What you have to do:
Render each line of the records below as one string in a JSON list, skipping blank lines and leaving the pictures out.

Stored data:
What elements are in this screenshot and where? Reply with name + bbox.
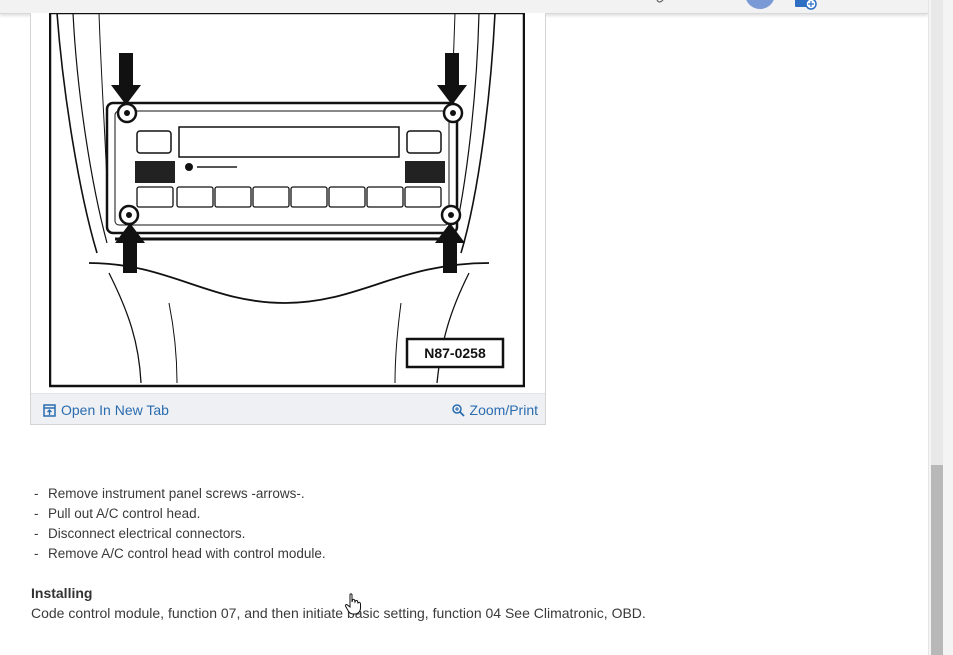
zoom-print-link[interactable]: Zoom/Print — [451, 402, 538, 418]
avatar[interactable] — [745, 0, 775, 9]
list-item: - Disconnect electrical connectors. — [34, 526, 246, 541]
hand-cursor-icon — [344, 593, 361, 615]
installing-heading: Installing — [31, 585, 93, 601]
figure-card: N87-0258 Open In New Tab Zoom/Print — [30, 13, 546, 425]
list-item: - Remove instrument panel screws -arrows-… — [34, 486, 305, 501]
document-icon[interactable] — [795, 0, 817, 10]
vertical-scrollbar[interactable] — [928, 0, 953, 655]
installing-text: Code control module, function 07, and th… — [31, 605, 646, 621]
top-toolbar — [0, 0, 928, 14]
figure-callout-label: N87-0258 — [424, 345, 486, 361]
open-new-tab-icon — [43, 403, 56, 417]
zoom-in-icon — [451, 403, 465, 417]
scrollbar-thumb[interactable] — [931, 465, 943, 655]
removal-steps-list: - Remove instrument panel screws -arrows-… — [31, 484, 326, 564]
zoom-print-label: Zoom/Print — [469, 402, 538, 418]
list-item: - Remove A/C control head with control mo… — [34, 546, 326, 561]
open-in-new-tab-label: Open In New Tab — [61, 402, 169, 418]
ac-control-head-diagram: N87-0258 — [49, 13, 525, 388]
open-in-new-tab-link[interactable]: Open In New Tab — [43, 402, 169, 418]
sparkle-icon[interactable] — [655, 0, 665, 4]
list-item: - Pull out A/C control head. — [34, 506, 201, 521]
figure-action-bar: Open In New Tab Zoom/Print — [31, 393, 545, 424]
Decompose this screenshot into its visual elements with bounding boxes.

Completed exercise:
[
  "What elements are in this screenshot and where? Reply with name + bbox.",
  "zoom-print-link[interactable]: Zoom/Print — [451, 402, 538, 418]",
  "avatar[interactable] — [745, 0, 775, 9]",
  "list-item: - Disconnect electrical connectors. — [34, 526, 246, 541]",
  "hand-cursor-icon — [344, 593, 361, 615]",
  "installing-heading: Installing — [31, 585, 93, 601]",
  "figure-card: N87-0258 Open In New Tab Zoom/Print — [30, 13, 546, 425]",
  "list-item: - Remove instrument panel screws -arrows-… — [34, 486, 305, 501]",
  "document-icon[interactable] — [795, 0, 817, 10]",
  "vertical-scrollbar[interactable] — [928, 0, 953, 655]",
  "installing-text: Code control module, function 07, and th… — [31, 605, 646, 621]",
  "top-toolbar — [0, 0, 928, 14]",
  "figure-callout-label: N87-0258 — [424, 345, 486, 361]",
  "open-new-tab-icon — [43, 403, 56, 417]",
  "zoom-in-icon — [451, 403, 465, 417]",
  "scrollbar-thumb[interactable] — [931, 465, 943, 655]",
  "removal-steps-list: - Remove instrument panel screws -arrows-… — [31, 484, 326, 564]",
  "zoom-print-label: Zoom/Print — [469, 402, 538, 418]",
  "list-item: - Remove A/C control head with control mo… — [34, 546, 326, 561]",
  "open-in-new-tab-label: Open In New Tab — [61, 402, 169, 418]",
  "ac-control-head-diagram: N87-0258 — [49, 13, 525, 388]",
  "open-in-new-tab-link[interactable]: Open In New Tab — [43, 402, 169, 418]",
  "sparkle-icon[interactable] — [655, 0, 665, 4]",
  "list-item: - Pull out A/C control head. — [34, 506, 201, 521]",
  "figure-action-bar: Open In New Tab Zoom/Print — [31, 393, 545, 424]",
  "Decompose this screenshot into its visual elements with bounding boxes."
]